### RECORDS SUPPLIED:
+===+
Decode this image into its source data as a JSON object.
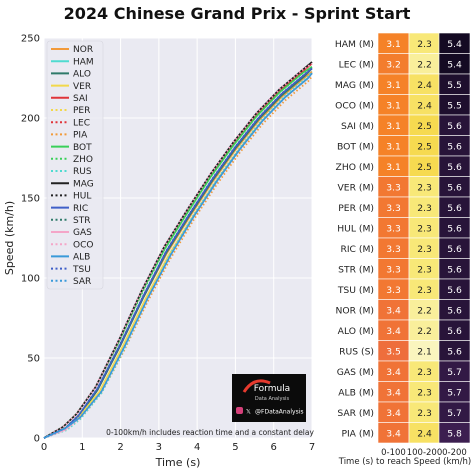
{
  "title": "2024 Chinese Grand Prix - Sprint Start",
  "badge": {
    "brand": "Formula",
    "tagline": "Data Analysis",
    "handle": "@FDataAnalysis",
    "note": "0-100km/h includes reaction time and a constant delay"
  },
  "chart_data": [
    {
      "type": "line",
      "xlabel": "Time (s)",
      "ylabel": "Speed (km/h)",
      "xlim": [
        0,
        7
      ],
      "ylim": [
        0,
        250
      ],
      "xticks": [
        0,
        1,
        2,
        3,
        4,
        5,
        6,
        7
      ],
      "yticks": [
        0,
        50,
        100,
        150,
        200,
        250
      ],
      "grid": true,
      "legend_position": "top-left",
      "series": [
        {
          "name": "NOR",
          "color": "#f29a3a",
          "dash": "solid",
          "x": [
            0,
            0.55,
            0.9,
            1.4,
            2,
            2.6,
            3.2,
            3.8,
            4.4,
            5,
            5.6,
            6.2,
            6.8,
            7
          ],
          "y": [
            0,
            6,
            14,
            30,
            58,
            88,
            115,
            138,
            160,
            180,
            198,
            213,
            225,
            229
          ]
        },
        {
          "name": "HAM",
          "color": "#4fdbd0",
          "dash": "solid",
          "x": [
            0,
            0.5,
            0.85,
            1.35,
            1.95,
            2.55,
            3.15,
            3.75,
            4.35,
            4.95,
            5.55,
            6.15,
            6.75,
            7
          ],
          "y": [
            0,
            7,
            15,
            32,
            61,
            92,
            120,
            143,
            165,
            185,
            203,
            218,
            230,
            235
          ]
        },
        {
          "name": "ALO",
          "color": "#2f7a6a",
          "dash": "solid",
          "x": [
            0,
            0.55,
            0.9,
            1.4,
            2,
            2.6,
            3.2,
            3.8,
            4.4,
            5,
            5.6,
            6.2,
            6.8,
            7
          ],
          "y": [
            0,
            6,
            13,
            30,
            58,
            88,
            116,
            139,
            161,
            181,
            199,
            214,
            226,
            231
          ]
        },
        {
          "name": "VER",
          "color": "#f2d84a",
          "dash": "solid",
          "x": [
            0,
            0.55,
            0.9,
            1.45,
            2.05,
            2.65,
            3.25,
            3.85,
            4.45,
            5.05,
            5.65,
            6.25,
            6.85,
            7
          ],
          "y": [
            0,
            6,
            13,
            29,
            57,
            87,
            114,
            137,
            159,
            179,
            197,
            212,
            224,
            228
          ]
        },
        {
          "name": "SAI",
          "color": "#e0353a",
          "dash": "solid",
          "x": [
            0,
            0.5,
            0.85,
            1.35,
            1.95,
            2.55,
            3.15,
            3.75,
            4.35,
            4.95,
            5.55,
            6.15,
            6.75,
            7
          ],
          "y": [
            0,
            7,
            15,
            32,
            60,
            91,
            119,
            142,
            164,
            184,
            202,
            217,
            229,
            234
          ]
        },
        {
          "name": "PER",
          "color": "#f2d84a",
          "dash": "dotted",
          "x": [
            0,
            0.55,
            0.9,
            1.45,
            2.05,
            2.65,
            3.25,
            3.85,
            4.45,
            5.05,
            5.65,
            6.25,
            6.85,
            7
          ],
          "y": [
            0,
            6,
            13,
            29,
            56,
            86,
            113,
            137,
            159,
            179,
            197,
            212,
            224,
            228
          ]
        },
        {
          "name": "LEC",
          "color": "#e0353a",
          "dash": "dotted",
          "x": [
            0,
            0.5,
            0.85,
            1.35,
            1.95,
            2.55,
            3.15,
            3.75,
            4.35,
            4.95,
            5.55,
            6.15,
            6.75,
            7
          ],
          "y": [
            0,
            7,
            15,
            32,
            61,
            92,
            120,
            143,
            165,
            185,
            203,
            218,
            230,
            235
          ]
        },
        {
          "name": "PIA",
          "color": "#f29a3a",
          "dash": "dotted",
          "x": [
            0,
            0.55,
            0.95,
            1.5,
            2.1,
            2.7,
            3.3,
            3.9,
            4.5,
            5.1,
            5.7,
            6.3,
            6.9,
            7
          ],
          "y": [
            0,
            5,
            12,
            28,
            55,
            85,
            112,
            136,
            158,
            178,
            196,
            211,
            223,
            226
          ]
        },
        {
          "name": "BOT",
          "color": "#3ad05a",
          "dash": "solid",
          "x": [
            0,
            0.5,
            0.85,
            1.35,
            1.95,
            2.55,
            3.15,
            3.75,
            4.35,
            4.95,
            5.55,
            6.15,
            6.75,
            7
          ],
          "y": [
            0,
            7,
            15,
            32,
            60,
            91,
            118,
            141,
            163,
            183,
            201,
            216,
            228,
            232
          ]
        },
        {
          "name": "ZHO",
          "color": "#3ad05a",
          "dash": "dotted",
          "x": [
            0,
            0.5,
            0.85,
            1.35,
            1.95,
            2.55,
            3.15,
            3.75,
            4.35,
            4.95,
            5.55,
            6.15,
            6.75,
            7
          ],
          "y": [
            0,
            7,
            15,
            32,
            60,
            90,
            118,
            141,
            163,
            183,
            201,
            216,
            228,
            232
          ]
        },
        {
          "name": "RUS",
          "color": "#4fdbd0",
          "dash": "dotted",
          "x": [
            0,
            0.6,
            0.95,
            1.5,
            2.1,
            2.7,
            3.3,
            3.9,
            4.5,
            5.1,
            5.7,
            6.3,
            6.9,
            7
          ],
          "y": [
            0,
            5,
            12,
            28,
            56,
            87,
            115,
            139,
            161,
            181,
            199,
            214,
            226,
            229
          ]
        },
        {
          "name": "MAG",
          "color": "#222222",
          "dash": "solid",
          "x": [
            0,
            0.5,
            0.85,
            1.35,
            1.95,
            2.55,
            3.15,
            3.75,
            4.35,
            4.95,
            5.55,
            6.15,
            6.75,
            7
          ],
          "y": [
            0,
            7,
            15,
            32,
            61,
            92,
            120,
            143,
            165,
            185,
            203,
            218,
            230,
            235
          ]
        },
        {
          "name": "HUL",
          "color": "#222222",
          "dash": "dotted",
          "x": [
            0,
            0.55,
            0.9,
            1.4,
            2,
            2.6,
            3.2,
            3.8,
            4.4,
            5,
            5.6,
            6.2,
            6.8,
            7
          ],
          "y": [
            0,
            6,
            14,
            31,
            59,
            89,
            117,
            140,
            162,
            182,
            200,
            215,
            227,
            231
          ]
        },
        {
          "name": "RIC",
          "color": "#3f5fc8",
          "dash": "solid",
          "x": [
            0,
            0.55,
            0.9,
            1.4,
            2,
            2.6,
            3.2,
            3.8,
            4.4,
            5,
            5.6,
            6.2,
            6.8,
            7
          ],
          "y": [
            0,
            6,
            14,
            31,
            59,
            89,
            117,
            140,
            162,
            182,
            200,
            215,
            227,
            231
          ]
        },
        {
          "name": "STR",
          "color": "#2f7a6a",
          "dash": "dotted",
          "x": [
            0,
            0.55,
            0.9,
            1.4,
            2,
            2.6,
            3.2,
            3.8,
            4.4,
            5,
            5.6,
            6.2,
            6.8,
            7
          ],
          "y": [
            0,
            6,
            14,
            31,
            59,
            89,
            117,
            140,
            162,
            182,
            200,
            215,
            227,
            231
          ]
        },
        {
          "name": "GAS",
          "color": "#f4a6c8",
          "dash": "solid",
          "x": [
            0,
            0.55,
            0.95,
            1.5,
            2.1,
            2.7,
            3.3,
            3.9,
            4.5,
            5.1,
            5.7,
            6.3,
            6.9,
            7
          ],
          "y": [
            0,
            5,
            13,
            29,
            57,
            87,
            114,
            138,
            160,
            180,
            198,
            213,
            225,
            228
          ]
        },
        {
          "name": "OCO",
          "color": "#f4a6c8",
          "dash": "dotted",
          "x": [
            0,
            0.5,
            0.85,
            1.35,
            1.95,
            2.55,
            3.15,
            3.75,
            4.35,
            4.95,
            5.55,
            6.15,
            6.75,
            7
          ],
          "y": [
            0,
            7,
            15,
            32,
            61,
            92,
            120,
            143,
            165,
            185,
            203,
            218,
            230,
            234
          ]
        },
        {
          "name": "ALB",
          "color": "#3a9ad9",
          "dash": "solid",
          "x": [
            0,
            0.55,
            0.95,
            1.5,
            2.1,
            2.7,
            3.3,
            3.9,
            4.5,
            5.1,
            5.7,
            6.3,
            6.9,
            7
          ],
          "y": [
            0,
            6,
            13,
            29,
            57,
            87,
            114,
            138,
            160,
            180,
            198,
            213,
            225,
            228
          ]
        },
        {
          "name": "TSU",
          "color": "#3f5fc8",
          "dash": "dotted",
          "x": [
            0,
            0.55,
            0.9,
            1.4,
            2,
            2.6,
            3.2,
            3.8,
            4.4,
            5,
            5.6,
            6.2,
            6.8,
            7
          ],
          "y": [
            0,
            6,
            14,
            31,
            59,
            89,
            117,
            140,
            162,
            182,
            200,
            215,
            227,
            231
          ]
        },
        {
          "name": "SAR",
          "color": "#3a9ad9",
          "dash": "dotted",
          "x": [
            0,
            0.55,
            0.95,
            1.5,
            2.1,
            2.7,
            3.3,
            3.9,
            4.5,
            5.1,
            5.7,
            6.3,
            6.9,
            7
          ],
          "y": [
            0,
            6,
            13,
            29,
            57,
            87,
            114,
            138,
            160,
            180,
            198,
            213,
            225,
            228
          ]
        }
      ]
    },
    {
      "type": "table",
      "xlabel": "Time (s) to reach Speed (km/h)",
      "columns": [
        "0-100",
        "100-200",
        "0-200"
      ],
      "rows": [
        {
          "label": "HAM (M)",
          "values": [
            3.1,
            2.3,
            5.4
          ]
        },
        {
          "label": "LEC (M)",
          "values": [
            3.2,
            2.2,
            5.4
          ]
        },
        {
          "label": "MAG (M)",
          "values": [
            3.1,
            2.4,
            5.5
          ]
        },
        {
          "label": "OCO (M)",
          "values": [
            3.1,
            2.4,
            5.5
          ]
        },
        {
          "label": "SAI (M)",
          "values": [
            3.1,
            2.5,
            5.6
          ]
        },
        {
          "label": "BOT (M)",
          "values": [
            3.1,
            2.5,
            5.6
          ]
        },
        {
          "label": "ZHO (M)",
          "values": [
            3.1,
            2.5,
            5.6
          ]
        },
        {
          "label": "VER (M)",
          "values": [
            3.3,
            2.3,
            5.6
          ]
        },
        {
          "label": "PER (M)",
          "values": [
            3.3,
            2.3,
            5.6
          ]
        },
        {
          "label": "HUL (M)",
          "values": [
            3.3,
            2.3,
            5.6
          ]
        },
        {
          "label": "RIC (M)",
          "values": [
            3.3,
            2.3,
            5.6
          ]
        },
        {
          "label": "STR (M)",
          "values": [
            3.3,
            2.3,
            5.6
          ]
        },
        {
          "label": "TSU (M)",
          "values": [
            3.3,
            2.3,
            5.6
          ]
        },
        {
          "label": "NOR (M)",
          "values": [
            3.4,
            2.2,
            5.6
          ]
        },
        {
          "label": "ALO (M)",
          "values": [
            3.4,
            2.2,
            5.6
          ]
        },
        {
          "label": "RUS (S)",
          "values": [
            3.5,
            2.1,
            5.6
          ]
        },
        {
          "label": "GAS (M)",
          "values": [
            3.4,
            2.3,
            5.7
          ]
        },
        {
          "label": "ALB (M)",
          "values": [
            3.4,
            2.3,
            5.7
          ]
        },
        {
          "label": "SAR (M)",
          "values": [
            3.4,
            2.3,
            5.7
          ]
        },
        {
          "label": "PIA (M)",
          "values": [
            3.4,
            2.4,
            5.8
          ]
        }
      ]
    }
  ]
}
+===+
### TASK BRIEF:
From the data above, copy each line that has the string "xlabel".

### CORRECT OUTPUT:
      "xlabel": "Time (s)",
      "xlabel": "Time (s) to reach Speed (km/h)",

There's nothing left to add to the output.